### What to work on
Give only the count of lines containing "samo".

### Records provided
::::::::::

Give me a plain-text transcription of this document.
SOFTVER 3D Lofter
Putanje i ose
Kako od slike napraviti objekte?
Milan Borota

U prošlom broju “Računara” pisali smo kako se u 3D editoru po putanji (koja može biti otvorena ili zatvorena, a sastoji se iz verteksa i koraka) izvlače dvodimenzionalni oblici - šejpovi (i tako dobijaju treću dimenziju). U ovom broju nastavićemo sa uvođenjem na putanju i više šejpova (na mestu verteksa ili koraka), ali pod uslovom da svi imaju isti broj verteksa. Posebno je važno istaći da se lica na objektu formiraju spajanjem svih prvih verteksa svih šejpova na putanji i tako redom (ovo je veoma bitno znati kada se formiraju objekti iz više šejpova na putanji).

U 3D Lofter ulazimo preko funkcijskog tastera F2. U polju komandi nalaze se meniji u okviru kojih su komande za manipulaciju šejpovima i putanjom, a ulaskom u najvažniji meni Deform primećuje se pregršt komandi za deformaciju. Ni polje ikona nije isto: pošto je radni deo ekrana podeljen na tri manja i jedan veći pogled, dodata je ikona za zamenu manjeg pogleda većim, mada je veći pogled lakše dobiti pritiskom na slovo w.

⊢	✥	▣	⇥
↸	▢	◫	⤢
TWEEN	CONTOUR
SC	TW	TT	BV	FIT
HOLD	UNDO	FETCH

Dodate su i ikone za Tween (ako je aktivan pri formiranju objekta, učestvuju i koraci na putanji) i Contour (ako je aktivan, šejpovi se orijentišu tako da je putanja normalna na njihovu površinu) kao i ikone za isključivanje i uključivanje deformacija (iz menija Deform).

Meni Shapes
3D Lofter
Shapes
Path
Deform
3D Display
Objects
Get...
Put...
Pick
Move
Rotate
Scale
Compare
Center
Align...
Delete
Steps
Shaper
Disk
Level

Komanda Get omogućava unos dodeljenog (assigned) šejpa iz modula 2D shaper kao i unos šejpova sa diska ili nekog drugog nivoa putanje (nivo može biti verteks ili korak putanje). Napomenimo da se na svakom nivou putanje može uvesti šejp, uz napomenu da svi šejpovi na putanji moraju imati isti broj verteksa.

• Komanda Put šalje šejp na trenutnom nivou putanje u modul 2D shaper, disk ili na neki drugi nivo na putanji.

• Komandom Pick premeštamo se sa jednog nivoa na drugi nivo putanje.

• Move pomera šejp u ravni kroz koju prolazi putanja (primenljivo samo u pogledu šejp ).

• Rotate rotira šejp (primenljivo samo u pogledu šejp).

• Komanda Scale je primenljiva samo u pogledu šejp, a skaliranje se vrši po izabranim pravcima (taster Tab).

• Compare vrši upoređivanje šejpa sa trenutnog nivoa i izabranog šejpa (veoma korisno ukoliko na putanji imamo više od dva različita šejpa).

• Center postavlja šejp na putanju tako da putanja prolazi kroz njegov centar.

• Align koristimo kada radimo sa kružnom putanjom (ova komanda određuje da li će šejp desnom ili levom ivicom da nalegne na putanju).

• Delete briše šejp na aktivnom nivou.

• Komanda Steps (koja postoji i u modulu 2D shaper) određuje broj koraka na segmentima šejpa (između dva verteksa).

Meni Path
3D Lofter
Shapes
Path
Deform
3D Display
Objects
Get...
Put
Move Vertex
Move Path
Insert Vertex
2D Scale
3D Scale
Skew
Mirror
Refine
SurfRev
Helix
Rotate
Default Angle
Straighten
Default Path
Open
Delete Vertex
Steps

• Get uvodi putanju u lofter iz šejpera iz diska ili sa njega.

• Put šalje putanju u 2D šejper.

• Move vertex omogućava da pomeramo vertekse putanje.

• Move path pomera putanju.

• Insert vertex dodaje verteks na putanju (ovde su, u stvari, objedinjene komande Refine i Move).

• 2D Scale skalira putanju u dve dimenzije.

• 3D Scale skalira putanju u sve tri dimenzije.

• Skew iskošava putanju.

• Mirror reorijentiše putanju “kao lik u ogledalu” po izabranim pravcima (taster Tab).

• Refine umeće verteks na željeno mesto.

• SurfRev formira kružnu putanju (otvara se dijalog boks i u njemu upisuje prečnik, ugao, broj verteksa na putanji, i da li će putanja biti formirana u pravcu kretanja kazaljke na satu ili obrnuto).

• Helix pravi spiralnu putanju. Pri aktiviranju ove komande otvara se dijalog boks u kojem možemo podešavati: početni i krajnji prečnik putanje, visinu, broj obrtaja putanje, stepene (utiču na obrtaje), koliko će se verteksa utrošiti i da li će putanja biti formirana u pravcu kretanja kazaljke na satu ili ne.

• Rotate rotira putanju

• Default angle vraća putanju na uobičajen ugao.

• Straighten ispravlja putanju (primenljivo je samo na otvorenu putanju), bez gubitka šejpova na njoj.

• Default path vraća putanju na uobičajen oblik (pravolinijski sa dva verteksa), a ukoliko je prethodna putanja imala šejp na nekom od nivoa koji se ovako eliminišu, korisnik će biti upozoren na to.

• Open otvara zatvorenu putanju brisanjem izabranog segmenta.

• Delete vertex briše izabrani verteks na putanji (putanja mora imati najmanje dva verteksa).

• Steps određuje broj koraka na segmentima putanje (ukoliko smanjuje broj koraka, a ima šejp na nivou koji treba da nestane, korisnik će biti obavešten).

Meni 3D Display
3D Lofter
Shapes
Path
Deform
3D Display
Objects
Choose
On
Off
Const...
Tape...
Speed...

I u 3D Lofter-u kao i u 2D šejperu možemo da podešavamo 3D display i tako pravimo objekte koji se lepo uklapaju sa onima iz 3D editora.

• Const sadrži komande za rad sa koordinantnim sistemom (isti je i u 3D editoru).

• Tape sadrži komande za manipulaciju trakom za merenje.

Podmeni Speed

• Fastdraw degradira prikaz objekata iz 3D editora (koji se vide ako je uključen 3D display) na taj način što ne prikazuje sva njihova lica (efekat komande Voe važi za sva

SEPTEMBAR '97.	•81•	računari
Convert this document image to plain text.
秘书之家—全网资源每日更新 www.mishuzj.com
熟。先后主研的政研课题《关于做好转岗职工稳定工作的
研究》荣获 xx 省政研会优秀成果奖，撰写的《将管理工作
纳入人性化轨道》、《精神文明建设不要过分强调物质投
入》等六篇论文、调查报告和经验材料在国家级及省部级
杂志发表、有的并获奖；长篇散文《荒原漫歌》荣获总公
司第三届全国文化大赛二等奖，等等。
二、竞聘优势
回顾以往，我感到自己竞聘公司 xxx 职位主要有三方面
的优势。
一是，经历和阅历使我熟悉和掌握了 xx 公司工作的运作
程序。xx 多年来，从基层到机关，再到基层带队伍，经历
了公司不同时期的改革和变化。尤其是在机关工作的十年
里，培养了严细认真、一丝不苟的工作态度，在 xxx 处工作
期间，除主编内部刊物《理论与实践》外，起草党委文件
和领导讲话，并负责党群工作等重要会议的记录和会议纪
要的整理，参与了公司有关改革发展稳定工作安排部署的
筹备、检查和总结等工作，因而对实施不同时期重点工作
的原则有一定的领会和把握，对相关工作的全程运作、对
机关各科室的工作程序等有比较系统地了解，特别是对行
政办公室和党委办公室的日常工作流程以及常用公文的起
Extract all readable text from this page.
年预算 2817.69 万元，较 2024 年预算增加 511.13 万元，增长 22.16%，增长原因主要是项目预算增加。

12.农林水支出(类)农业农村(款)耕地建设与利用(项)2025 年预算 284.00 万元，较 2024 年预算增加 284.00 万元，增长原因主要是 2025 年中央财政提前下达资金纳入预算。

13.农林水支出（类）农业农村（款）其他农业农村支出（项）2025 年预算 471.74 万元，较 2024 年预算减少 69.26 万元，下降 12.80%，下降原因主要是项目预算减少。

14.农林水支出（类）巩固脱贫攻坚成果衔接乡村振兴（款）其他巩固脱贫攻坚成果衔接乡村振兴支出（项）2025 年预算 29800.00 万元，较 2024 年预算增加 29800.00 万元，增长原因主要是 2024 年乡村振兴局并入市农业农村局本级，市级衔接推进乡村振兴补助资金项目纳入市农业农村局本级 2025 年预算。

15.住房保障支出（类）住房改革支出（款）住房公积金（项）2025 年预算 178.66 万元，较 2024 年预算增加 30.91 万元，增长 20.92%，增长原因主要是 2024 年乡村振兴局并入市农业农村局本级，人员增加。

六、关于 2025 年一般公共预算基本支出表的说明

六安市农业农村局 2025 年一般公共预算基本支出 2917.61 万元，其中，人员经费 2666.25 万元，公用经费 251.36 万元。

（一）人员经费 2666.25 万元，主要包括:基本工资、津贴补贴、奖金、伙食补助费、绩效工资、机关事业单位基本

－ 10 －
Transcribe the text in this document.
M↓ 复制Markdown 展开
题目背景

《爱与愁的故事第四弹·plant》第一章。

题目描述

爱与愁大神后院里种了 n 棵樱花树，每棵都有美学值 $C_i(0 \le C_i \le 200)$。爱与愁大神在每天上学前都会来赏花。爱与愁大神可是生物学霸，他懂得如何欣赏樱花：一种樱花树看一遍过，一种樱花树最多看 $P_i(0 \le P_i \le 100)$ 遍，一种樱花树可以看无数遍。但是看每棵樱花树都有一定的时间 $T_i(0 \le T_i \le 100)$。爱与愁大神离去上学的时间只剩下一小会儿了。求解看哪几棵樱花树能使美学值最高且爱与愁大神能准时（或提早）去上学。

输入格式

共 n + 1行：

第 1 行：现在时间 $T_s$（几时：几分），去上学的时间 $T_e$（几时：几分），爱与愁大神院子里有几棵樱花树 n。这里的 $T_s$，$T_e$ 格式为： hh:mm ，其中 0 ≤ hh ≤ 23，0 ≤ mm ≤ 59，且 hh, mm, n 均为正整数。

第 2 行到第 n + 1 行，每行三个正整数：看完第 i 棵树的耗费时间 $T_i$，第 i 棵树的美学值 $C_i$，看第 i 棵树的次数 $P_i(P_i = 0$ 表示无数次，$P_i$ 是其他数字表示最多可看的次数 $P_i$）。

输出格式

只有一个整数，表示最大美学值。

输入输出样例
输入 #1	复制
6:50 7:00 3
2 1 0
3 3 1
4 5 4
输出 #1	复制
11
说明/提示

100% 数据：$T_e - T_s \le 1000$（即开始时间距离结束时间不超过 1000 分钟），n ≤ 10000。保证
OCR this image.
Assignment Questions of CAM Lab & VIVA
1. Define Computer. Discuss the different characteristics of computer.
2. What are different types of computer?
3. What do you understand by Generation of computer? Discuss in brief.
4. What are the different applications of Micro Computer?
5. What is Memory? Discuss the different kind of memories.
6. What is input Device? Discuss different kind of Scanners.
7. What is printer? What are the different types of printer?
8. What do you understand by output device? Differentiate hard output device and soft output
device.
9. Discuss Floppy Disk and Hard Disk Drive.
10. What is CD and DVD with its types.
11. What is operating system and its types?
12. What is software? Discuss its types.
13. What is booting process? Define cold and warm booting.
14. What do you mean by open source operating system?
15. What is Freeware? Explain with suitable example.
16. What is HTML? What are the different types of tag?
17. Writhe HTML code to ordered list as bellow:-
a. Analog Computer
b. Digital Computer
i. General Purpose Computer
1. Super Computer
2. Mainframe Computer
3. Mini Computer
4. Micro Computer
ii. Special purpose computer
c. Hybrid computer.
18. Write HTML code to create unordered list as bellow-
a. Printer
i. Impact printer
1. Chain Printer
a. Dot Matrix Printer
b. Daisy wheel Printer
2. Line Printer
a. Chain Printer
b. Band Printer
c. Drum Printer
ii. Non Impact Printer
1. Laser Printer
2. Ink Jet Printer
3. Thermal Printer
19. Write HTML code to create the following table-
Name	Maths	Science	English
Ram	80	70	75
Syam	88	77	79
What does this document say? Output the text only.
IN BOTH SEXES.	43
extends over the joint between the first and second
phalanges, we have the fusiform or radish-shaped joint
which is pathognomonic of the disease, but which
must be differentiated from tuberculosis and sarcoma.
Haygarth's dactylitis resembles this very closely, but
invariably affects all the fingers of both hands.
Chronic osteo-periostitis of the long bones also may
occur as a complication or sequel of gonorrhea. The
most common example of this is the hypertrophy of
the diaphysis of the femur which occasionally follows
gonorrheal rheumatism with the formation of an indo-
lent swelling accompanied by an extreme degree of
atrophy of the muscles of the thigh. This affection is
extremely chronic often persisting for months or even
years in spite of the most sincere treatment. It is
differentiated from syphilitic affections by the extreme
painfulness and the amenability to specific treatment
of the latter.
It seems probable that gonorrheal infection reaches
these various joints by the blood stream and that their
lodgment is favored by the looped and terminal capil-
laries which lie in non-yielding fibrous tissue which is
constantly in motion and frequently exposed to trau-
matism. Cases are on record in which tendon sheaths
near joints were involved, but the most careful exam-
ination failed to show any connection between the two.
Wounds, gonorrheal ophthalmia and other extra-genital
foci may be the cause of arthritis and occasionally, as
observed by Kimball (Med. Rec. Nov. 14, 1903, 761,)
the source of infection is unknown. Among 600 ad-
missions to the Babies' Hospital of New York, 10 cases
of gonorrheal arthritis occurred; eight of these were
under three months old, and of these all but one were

::::::::::

### Solution to this problem
4